* **Data for processing**

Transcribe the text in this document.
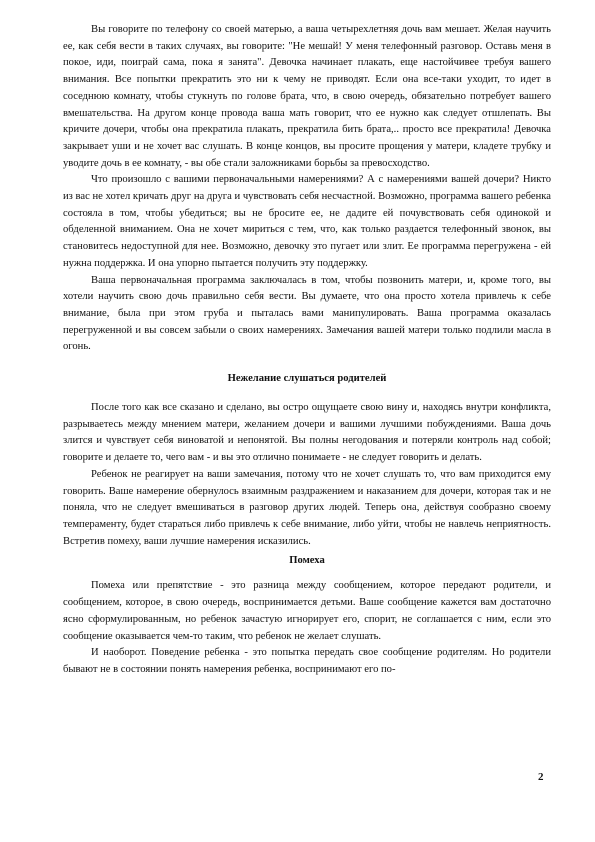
Вы говорите по телефону со своей матерью, а ваша четырехлетняя дочь вам мешает. Желая научить ее, как себя вести в таких случаях, вы говорите: "Не мешай! У меня телефонный разговор. Оставь меня в покое, иди, поиграй сама, пока я занята". Девочка начинает плакать, еще настойчивее требуя вашего внимания. Все попытки прекратить это ни к чему не приводят. Если она все-таки уходит, то идет в соседнюю комнату, чтобы стукнуть по голове брата, что, в свою очередь, обязательно потребует вашего вмешательства. На другом конце провода ваша мать говорит, что ее нужно как следует отшлепать. Вы кричите дочери, чтобы она прекратила плакать, прекратила бить брата,.. просто все прекратила! Девочка закрывает уши и не хочет вас слушать. В конце концов, вы просите прощения у матери, кладете трубку и уводите дочь в ее комнату, - вы обе стали заложниками борьбы за превосходство.

Что произошло с вашими первоначальными намерениями? А с намерениями вашей дочери? Никто из вас не хотел кричать друг на друга и чувствовать себя несчастной. Возможно, программа вашего ребенка состояла в том, чтобы убедиться; вы не бросите ее, не дадите ей почувствовать себя одинокой и обделенной вниманием. Она не хочет мириться с тем, что, как только раздается телефонный звонок, вы становитесь недоступной для нее. Возможно, девочку это пугает или злит. Ее программа перегружена - ей нужна поддержка. И она упорно пытается получить эту поддержку.

Ваша первоначальная программа заключалась в том, чтобы позвонить матери, и, кроме того, вы хотели научить свою дочь правильно себя вести. Вы думаете, что она просто хотела привлечь к себе внимание, была при этом груба и пыталась вами манипулировать. Ваша программа оказалась перегруженной и вы совсем забыли о своих намерениях. Замечания вашей матери только подлили масла в огонь.

Нежелание слушаться родителей

После того как все сказано и сделано, вы остро ощущаете свою вину и, находясь внутри конфликта, разрываетесь между мнением матери, желанием дочери и вашими лучшими побуждениями. Ваша дочь злится и чувствует себя виноватой и непонятой. Вы полны негодования и потеряли контроль над собой; говорите и делаете то, чего вам - и вы это отлично понимаете - не следует говорить и делать.

Ребенок не реагирует на ваши замечания, потому что не хочет слушать то, что вам приходится ему говорить. Ваше намерение обернулось взаимным раздражением и наказанием для дочери, которая так и не поняла, что не следует вмешиваться в разговор других людей. Теперь она, действуя сообразно своему темпераменту, будет стараться либо привлечь к себе внимание, либо уйти, чтобы не навлечь неприятность. Встретив помеху, ваши лучшие намерения исказились.

Помеха

Помеха или препятствие - это разница между сообщением, которое передают родители, и сообщением, которое, в свою очередь, воспринимается детьми. Ваше сообщение кажется вам достаточно ясно сформулированным, но ребенок зачастую игнорирует его, спорит, не соглашается с ним, если это сообщение оказывается чем-то таким, что ребенок не желает слушать.

И наоборот. Поведение ребенка - это попытка передать свое сообщение родителям. Но родители бывают не в состоянии понять намерения ребенка, воспринимают его по-

2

* **Given request**
Copy every line of the entries above in which "свою" occurs.

* **Response to this task**
Вы говорите по телефону со своей матерью, а ваша четырехлетняя дочь вам мешает. Желая научить ее, как себя вести в таких случаях, вы говорите: "Не мешай! У меня телефонный разговор. Оставь меня в покое, иди, поиграй сама, пока я занята". Девочка начинает плакать, еще настойчивее требуя вашего внимания. Все попытки прекратить это ни к чему не приводят. Если она все-таки уходит, то идет в соседнюю комнату, чтобы стукнуть по голове брата, что, в свою очередь, обязательно потребует вашего вмешательства. На другом конце провода ваша мать говорит, что ее нужно как следует отшлепать. Вы кричите дочери, чтобы она прекратила плакать, прекратила бить брата,.. просто все прекратила! Девочка закрывает уши и не хочет вас слушать. В конце концов, вы просите прощения у матери, кладете трубку и уводите дочь в ее комнату, - вы обе стали заложниками борьбы за превосходство.
Ваша первоначальная программа заключалась в том, чтобы позвонить матери, и, кроме того, вы хотели научить свою дочь правильно себя вести. Вы думаете, что она просто хотела привлечь к себе внимание, была при этом груба и пыталась вами манипулировать. Ваша программа оказалась перегруженной и вы совсем забыли о своих намерениях. Замечания вашей матери только подлили масла в огонь.
После того как все сказано и сделано, вы остро ощущаете свою вину и, находясь внутри конфликта, разрываетесь между мнением матери, желанием дочери и вашими лучшими побуждениями. Ваша дочь злится и чувствует себя виноватой и непонятой. Вы полны негодования и потеряли контроль над собой; говорите и делаете то, чего вам - и вы это отлично понимаете - не следует говорить и делать.
Помеха или препятствие - это разница между сообщением, которое передают родители, и сообщением, которое, в свою очередь, воспринимается детьми. Ваше сообщение кажется вам достаточно ясно сформулированным, но ребенок зачастую игнорирует его, спорит, не соглашается с ним, если это сообщение оказывается чем-то таким, что ребенок не желает слушать.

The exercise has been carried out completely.